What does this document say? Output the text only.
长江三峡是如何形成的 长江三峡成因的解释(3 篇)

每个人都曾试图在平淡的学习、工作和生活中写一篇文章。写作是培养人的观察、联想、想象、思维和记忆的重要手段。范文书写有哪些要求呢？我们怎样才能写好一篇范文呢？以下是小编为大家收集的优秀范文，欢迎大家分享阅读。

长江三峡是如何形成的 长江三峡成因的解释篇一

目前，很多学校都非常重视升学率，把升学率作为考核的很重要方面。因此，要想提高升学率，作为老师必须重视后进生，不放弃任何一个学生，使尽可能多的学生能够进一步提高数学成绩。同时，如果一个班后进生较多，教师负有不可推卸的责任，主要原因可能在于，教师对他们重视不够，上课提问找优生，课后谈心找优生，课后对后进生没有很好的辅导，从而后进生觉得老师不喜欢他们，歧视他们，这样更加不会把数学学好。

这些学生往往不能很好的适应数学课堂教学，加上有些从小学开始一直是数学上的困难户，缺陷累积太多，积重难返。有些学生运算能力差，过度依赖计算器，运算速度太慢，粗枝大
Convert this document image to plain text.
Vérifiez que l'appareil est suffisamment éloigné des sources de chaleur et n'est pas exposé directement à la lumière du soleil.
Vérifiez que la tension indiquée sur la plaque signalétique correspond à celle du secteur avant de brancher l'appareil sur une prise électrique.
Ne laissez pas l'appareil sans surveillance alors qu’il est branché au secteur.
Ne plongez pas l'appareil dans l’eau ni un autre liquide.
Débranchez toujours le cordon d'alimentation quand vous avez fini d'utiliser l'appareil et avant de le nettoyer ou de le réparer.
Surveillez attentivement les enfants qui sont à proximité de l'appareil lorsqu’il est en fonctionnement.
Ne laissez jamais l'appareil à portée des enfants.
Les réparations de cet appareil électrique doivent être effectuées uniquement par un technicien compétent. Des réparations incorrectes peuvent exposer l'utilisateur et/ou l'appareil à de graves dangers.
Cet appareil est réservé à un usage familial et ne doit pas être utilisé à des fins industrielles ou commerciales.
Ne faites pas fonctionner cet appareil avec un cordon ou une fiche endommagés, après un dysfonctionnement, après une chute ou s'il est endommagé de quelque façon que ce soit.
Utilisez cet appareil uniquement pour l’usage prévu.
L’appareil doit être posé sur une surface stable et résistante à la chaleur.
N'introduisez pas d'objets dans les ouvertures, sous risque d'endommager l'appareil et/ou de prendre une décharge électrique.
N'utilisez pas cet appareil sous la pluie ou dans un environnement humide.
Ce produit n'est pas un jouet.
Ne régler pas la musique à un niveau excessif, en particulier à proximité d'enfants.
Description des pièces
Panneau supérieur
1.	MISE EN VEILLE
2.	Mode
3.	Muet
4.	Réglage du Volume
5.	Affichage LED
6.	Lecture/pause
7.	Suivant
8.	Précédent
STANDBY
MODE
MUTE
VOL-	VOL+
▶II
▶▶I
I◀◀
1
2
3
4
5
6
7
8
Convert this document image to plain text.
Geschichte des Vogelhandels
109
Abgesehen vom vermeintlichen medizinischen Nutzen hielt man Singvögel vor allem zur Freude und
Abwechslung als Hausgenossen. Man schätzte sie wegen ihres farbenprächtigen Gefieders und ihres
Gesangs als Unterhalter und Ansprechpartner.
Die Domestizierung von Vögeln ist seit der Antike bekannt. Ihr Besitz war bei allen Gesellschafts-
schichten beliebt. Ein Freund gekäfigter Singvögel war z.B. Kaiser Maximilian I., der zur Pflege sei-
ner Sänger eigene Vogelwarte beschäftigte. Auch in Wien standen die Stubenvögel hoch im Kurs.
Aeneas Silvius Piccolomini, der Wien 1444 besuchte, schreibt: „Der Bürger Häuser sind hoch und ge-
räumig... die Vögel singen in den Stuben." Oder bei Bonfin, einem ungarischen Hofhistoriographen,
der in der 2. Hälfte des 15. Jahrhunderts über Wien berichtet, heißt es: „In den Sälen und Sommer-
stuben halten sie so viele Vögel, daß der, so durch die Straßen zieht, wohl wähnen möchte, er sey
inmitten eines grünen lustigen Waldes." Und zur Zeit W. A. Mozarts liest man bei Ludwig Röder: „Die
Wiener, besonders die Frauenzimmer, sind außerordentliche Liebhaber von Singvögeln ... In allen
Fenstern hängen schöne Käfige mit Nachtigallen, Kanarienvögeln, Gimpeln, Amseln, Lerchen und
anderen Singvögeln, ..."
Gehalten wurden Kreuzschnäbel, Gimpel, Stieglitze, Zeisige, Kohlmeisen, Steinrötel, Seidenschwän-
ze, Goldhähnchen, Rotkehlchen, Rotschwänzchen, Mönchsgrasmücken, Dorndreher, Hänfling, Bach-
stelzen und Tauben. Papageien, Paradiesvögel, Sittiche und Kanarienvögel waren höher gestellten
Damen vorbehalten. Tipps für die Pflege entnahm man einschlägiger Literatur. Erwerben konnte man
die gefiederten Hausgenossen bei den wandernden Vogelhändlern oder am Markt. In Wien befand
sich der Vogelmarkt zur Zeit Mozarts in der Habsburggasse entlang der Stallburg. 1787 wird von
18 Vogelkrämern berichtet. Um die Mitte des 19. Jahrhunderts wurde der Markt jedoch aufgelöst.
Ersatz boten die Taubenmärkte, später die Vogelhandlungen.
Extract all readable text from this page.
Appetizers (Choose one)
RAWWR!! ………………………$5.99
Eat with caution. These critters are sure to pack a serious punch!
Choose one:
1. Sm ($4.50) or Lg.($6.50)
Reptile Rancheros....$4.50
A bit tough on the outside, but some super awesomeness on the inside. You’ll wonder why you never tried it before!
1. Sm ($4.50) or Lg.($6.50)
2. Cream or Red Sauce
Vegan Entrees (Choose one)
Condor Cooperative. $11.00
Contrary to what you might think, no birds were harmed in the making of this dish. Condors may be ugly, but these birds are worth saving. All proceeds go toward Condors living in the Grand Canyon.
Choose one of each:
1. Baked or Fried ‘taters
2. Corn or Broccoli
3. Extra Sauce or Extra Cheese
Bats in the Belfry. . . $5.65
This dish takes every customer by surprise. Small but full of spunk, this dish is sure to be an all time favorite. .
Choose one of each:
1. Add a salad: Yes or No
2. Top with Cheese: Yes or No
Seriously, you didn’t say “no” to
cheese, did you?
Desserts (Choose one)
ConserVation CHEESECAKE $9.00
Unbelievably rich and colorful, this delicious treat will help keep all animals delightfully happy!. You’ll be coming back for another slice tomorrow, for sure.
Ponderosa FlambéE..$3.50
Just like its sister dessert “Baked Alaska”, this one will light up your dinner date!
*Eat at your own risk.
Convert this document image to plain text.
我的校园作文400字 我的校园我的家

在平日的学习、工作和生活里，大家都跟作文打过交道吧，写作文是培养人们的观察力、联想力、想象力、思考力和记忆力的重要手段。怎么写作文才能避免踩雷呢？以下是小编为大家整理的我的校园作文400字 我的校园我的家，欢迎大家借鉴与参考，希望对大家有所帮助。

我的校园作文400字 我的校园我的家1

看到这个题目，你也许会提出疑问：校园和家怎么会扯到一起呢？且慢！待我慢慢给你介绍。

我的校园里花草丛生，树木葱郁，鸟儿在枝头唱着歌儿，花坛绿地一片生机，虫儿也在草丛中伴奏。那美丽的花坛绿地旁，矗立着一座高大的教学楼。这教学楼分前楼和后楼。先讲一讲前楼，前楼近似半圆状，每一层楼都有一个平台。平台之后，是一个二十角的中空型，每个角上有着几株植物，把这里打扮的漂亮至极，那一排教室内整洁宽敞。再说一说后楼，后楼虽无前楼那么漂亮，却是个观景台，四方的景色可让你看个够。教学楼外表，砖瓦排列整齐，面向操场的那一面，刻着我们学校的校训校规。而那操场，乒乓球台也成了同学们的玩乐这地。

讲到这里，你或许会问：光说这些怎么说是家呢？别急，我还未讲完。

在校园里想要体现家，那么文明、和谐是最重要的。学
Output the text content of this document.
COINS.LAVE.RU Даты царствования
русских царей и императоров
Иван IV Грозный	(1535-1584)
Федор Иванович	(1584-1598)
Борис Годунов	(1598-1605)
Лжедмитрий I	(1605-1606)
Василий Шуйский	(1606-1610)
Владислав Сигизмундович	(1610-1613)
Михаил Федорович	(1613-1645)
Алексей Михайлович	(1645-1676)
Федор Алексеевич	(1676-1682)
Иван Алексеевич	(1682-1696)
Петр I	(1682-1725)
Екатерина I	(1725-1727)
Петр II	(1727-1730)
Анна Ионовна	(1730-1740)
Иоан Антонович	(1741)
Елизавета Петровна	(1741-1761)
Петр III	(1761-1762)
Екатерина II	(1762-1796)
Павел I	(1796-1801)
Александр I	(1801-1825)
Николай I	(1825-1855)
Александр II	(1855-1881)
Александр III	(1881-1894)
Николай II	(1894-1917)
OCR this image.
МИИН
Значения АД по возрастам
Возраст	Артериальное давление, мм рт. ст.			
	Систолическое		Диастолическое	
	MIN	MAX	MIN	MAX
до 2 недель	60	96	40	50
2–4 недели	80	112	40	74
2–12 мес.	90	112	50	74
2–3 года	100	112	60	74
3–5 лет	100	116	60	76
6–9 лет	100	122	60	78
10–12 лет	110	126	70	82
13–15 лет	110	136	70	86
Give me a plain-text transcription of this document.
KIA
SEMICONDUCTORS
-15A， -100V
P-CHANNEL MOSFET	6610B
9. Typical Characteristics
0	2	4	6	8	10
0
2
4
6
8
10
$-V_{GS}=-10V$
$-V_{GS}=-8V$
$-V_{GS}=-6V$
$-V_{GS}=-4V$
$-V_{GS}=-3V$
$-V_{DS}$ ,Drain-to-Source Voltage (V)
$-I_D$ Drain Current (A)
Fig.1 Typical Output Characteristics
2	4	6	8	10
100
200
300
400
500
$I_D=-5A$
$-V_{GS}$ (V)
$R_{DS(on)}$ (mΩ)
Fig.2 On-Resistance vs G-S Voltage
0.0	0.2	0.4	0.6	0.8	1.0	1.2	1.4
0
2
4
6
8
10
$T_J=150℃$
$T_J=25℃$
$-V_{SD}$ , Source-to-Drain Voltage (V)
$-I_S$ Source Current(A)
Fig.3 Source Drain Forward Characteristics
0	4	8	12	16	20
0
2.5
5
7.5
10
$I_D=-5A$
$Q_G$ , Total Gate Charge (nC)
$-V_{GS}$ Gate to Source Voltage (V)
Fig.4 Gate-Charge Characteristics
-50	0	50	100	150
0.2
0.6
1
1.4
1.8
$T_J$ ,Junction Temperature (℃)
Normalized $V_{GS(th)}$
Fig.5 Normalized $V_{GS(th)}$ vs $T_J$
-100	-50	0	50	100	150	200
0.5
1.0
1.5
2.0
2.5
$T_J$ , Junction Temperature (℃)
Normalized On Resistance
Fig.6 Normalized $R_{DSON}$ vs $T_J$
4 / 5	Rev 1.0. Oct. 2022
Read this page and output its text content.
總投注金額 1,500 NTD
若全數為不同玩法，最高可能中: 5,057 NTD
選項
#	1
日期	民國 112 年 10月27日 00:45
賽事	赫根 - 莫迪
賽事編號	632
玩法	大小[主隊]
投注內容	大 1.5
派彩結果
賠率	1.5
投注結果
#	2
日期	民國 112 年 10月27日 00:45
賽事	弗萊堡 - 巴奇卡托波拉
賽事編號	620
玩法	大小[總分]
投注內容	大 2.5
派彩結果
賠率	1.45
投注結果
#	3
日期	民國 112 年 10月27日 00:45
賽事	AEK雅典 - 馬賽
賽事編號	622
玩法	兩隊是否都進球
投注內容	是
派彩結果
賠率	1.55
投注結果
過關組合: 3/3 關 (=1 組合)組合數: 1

_ _ _ _

Problem to solve
Search the data above for the string "Gate" and copy each line that has it.

Result for this exercise
$Q_G$ , Total Gate Charge (nC)
$-V_{GS}$ Gate to Source Voltage (V)
Fig.4 Gate-Charge Characteristics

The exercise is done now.